── ENTRIES PROVIDED

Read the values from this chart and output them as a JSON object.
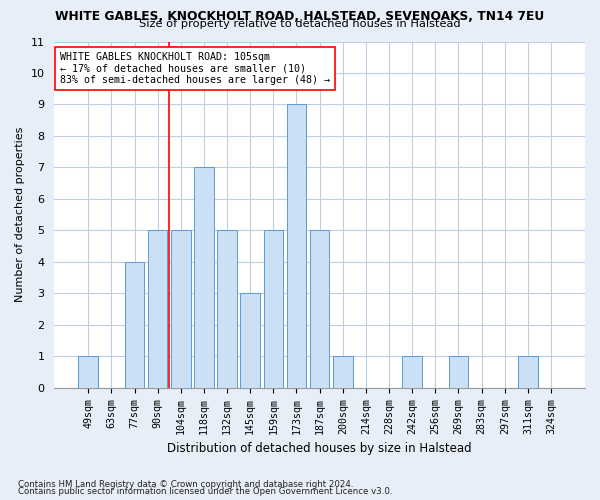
{
  "title": "WHITE GABLES, KNOCKHOLT ROAD, HALSTEAD, SEVENOAKS, TN14 7EU",
  "subtitle": "Size of property relative to detached houses in Halstead",
  "xlabel": "Distribution of detached houses by size in Halstead",
  "ylabel": "Number of detached properties",
  "categories": [
    "49sqm",
    "63sqm",
    "77sqm",
    "90sqm",
    "104sqm",
    "118sqm",
    "132sqm",
    "145sqm",
    "159sqm",
    "173sqm",
    "187sqm",
    "200sqm",
    "214sqm",
    "228sqm",
    "242sqm",
    "256sqm",
    "269sqm",
    "283sqm",
    "297sqm",
    "311sqm",
    "324sqm"
  ],
  "values": [
    1,
    0,
    4,
    5,
    5,
    7,
    5,
    3,
    5,
    9,
    5,
    1,
    0,
    0,
    1,
    0,
    1,
    0,
    0,
    1,
    0
  ],
  "bar_color": "#cce0f5",
  "bar_edge_color": "#5b9bd5",
  "red_line_index": 4,
  "annotation_text": "WHITE GABLES KNOCKHOLT ROAD: 105sqm\n← 17% of detached houses are smaller (10)\n83% of semi-detached houses are larger (48) →",
  "ylim": [
    0,
    11
  ],
  "yticks": [
    0,
    1,
    2,
    3,
    4,
    5,
    6,
    7,
    8,
    9,
    10,
    11
  ],
  "footer1": "Contains HM Land Registry data © Crown copyright and database right 2024.",
  "footer2": "Contains public sector information licensed under the Open Government Licence v3.0.",
  "bg_color": "#e8eef8",
  "plot_bg_color": "#ffffff",
  "grid_color": "#c0cce0"
}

────

__TASK BRIEF__
Print the full listing exactly, dropping the pictures.

__FULL SOLUTION__
Read the values from this chart and output them as a JSON object.
{
  "title": "WHITE GABLES, KNOCKHOLT ROAD, HALSTEAD, SEVENOAKS, TN14 7EU",
  "subtitle": "Size of property relative to detached houses in Halstead",
  "xlabel": "Distribution of detached houses by size in Halstead",
  "ylabel": "Number of detached properties",
  "categories": [
    "49sqm",
    "63sqm",
    "77sqm",
    "90sqm",
    "104sqm",
    "118sqm",
    "132sqm",
    "145sqm",
    "159sqm",
    "173sqm",
    "187sqm",
    "200sqm",
    "214sqm",
    "228sqm",
    "242sqm",
    "256sqm",
    "269sqm",
    "283sqm",
    "297sqm",
    "311sqm",
    "324sqm"
  ],
  "values": [
    1,
    0,
    4,
    5,
    5,
    7,
    5,
    3,
    5,
    9,
    5,
    1,
    0,
    0,
    1,
    0,
    1,
    0,
    0,
    1,
    0
  ],
  "bar_color": "#cce0f5",
  "bar_edge_color": "#5b9bd5",
  "red_line_index": 4,
  "annotation_text": "WHITE GABLES KNOCKHOLT ROAD: 105sqm\n← 17% of detached houses are smaller (10)\n83% of semi-detached houses are larger (48) →",
  "ylim": [
    0,
    11
  ],
  "yticks": [
    0,
    1,
    2,
    3,
    4,
    5,
    6,
    7,
    8,
    9,
    10,
    11
  ],
  "footer1": "Contains HM Land Registry data © Crown copyright and database right 2024.",
  "footer2": "Contains public sector information licensed under the Open Government Licence v3.0.",
  "bg_color": "#e8eef8",
  "plot_bg_color": "#ffffff",
  "grid_color": "#c0cce0"
}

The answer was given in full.